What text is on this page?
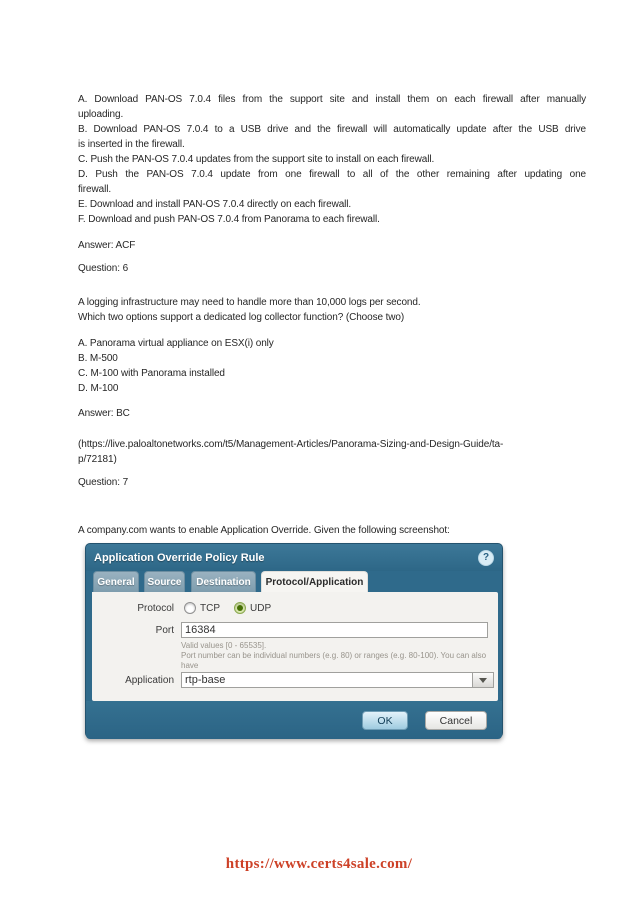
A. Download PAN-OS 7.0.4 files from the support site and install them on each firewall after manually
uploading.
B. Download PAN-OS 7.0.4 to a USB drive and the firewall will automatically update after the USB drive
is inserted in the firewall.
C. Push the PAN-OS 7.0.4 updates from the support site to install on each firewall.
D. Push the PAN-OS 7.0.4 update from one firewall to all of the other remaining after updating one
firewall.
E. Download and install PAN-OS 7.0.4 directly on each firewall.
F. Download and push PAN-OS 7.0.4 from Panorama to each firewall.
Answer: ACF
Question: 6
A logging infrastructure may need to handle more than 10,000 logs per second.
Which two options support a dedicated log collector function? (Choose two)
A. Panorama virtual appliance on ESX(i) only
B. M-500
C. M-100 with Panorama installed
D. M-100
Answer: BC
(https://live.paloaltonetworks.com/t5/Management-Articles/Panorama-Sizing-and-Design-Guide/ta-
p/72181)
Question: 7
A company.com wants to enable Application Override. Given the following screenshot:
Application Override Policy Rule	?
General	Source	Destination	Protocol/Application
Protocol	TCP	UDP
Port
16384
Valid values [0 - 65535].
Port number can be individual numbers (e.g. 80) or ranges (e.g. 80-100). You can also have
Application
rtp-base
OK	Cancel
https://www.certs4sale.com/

• [What you need to do] Lines that hold "from" are the ones to copy; find all of them.

• [Answer for this exercise]
A. Download PAN-OS 7.0.4 files from the support site and install them on each firewall after manually
C. Push the PAN-OS 7.0.4 updates from the support site to install on each firewall.
D. Push the PAN-OS 7.0.4 update from one firewall to all of the other remaining after updating one
F. Download and push PAN-OS 7.0.4 from Panorama to each firewall.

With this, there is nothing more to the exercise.